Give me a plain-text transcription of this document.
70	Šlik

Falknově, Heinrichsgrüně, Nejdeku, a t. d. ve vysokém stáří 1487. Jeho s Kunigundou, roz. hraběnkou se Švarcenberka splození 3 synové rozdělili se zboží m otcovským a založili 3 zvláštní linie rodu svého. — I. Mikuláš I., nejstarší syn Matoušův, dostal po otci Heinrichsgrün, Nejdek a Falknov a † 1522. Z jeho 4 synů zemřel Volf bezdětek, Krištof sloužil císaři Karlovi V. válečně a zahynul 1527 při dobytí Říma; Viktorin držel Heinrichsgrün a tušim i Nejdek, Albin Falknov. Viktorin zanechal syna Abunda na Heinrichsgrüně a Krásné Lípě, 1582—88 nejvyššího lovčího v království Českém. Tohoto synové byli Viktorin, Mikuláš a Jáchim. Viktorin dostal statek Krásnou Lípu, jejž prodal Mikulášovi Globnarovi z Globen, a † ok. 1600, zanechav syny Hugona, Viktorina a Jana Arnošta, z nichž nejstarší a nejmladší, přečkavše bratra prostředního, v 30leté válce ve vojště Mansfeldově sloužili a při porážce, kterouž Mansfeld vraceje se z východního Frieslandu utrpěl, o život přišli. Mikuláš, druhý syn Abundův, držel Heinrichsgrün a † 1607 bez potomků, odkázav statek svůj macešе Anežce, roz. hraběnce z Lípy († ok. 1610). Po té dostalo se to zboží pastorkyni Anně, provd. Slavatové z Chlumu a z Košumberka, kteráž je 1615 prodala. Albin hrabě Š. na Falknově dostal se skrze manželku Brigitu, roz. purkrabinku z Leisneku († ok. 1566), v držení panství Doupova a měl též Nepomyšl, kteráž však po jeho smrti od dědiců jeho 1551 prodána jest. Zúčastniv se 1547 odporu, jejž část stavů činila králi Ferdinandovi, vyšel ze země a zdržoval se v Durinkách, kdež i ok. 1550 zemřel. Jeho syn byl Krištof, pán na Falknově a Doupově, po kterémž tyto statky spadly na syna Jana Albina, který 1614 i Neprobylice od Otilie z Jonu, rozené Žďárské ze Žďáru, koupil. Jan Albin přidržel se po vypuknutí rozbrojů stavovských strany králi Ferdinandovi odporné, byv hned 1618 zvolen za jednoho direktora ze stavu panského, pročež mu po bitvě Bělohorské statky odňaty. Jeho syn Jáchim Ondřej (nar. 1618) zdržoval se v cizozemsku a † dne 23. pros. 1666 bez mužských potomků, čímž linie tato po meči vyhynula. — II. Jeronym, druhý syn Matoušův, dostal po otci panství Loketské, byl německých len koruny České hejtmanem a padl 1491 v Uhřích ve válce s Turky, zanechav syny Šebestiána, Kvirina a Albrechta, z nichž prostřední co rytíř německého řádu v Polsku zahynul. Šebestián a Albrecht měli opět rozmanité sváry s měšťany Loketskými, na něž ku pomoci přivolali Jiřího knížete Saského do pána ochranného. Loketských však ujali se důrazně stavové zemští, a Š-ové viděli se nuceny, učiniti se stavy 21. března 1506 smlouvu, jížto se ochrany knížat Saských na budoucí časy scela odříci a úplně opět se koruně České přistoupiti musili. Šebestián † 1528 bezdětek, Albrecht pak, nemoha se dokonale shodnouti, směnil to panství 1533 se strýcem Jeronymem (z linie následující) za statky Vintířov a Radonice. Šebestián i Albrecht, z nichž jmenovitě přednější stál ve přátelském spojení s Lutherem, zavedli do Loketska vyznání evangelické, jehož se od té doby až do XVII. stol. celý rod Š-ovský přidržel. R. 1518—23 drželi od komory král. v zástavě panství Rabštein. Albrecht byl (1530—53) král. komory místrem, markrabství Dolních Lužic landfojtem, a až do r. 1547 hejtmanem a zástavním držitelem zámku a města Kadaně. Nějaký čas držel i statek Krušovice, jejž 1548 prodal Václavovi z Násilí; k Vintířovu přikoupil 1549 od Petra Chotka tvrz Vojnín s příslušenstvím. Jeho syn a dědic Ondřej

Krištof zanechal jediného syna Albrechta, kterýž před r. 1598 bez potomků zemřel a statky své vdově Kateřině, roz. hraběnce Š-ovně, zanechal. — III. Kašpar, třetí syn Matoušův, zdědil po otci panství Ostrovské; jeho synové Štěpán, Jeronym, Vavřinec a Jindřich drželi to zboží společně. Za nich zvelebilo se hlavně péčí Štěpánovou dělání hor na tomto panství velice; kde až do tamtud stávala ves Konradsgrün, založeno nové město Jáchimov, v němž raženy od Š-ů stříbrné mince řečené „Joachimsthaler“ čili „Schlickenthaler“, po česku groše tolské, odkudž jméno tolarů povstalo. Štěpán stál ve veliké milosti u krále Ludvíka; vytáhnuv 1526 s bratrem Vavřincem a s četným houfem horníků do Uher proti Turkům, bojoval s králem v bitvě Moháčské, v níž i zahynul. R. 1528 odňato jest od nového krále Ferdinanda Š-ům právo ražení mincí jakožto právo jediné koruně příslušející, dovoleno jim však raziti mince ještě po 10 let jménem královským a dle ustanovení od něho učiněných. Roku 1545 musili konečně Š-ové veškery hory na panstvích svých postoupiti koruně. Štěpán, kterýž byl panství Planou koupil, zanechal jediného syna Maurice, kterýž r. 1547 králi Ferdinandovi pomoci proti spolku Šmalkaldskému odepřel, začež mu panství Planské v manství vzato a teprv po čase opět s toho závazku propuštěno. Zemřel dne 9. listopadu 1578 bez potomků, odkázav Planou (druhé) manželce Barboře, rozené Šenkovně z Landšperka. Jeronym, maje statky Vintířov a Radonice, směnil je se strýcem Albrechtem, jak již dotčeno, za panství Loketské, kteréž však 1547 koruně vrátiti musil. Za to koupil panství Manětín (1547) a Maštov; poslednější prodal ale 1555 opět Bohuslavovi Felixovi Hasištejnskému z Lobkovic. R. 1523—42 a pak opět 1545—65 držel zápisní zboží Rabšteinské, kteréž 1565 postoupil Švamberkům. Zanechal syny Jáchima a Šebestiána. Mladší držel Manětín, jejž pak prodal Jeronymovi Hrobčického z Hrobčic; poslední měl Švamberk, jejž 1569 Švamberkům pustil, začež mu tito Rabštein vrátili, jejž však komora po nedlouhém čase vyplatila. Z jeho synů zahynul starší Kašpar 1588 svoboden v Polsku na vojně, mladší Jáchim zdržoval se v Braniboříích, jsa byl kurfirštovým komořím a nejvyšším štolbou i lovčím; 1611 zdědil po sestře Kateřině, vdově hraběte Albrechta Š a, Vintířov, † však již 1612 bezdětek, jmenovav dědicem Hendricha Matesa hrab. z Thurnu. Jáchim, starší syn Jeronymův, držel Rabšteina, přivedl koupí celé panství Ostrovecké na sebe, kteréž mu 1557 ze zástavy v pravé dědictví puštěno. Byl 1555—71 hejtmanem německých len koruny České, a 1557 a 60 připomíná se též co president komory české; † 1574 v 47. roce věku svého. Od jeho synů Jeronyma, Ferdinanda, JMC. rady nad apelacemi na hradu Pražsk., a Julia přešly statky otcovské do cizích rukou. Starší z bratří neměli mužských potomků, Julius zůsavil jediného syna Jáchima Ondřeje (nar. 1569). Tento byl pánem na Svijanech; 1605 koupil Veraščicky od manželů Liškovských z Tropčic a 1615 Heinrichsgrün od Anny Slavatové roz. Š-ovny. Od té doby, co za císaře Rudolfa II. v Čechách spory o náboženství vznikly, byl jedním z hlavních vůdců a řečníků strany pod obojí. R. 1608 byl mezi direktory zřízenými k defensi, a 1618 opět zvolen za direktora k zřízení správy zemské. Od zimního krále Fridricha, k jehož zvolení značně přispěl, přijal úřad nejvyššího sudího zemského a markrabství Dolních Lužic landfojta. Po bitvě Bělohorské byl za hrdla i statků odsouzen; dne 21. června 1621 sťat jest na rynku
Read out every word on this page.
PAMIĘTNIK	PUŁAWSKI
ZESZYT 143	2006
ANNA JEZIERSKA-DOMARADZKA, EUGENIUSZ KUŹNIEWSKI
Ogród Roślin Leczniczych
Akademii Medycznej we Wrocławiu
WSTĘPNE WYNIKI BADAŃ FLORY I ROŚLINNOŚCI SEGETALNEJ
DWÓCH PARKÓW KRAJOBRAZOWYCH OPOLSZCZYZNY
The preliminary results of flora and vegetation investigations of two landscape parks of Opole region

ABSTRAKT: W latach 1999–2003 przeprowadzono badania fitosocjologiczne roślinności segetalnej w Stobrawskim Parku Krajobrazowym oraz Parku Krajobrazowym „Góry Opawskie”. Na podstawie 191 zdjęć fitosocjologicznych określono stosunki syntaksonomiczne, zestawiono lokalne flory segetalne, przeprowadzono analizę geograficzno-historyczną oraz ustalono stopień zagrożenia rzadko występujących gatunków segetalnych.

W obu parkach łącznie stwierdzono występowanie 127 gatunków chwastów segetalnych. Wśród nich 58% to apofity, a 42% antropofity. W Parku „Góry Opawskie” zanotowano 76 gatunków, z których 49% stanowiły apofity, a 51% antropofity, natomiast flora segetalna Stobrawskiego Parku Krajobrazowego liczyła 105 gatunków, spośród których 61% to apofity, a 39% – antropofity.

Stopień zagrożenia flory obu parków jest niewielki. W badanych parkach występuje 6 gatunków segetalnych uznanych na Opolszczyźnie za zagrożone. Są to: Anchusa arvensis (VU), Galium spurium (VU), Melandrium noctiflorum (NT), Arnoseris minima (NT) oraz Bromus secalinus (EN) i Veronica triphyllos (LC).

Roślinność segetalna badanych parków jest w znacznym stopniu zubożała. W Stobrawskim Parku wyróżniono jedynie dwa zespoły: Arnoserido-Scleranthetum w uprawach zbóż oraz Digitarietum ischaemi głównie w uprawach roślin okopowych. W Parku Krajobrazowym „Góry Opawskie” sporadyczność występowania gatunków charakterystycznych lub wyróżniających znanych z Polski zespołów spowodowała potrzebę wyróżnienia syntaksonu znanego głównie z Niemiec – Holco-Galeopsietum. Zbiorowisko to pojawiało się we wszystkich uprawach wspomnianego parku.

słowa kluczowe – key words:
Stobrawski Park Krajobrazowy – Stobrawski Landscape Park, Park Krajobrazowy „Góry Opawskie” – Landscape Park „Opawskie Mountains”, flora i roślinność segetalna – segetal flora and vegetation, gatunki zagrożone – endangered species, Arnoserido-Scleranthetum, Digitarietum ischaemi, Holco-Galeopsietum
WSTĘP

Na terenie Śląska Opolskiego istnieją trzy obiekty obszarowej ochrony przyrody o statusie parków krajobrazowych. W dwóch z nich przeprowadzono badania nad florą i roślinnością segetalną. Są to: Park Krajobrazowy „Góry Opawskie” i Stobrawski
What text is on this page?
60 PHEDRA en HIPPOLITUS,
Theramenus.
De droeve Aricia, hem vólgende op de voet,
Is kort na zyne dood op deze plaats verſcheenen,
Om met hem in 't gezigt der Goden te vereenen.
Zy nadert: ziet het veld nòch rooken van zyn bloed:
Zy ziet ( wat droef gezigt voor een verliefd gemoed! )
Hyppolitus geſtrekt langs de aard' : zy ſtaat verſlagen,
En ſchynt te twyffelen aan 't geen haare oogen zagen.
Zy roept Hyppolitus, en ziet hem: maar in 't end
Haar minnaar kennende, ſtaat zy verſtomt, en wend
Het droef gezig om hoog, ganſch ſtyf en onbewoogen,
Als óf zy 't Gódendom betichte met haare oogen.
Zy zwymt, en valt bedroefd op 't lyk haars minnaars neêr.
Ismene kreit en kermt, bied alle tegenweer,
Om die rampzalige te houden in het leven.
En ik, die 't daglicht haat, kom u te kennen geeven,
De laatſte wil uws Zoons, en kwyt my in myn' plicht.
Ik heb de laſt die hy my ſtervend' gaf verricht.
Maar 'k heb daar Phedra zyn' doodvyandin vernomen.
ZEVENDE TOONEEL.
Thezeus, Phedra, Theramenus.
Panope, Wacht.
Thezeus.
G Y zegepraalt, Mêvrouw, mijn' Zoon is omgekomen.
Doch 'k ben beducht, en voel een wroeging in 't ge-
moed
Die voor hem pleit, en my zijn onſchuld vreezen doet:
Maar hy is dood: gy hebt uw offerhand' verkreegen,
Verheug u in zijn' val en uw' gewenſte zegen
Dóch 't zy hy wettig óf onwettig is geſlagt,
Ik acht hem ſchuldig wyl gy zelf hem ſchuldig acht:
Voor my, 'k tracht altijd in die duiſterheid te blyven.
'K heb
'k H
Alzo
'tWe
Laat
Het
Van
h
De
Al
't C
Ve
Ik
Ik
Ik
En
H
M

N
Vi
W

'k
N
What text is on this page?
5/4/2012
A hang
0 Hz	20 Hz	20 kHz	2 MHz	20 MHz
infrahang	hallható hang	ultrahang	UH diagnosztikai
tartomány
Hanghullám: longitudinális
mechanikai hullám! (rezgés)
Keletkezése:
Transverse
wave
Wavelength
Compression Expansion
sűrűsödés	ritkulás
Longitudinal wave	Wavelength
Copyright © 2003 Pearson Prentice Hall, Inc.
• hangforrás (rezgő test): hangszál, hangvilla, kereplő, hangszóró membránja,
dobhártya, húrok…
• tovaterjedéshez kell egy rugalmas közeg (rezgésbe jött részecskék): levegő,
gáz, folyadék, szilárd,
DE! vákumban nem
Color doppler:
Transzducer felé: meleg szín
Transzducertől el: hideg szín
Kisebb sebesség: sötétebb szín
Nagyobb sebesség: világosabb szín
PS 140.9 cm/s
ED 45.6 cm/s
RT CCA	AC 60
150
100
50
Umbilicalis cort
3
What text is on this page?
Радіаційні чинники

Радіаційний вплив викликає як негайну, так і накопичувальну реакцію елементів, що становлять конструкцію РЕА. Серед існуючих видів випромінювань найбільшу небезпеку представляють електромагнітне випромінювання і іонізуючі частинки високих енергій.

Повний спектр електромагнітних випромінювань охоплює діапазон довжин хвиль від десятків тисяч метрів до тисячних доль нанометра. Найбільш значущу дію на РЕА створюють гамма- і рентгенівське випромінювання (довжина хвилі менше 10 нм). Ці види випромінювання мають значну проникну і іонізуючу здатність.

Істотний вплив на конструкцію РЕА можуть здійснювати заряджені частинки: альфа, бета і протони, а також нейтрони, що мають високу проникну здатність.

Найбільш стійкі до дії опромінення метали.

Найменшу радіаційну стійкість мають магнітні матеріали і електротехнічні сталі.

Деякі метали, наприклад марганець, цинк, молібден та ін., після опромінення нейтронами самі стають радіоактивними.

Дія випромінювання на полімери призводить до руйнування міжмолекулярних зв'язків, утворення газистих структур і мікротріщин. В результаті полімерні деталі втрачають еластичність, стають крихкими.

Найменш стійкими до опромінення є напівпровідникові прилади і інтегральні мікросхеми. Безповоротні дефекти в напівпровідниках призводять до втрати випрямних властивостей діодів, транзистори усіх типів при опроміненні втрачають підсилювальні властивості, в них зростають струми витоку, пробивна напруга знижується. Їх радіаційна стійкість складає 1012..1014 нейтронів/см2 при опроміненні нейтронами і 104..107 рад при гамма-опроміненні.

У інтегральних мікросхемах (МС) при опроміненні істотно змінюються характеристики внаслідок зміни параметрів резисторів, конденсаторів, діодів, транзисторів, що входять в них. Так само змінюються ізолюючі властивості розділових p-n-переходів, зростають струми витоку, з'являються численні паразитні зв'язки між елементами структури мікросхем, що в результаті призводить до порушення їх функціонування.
——
◆ BRIEF ◆
Each line above that includes "конструкцію" should be shown.

◆ OUTPUT BELOW ◆
Радіаційний вплив викликає як негайну, так і накопичувальну реакцію елементів, що становлять конструкцію РЕА. Серед існуючих видів випромінювань найбільшу небезпеку представляють електромагнітне випромінювання і іонізуючі частинки високих енергій.
Істотний вплив на конструкцію РЕА можуть здійснювати заряджені частинки: альфа, бета і протони, а також нейтрони, що мають високу проникну здатність.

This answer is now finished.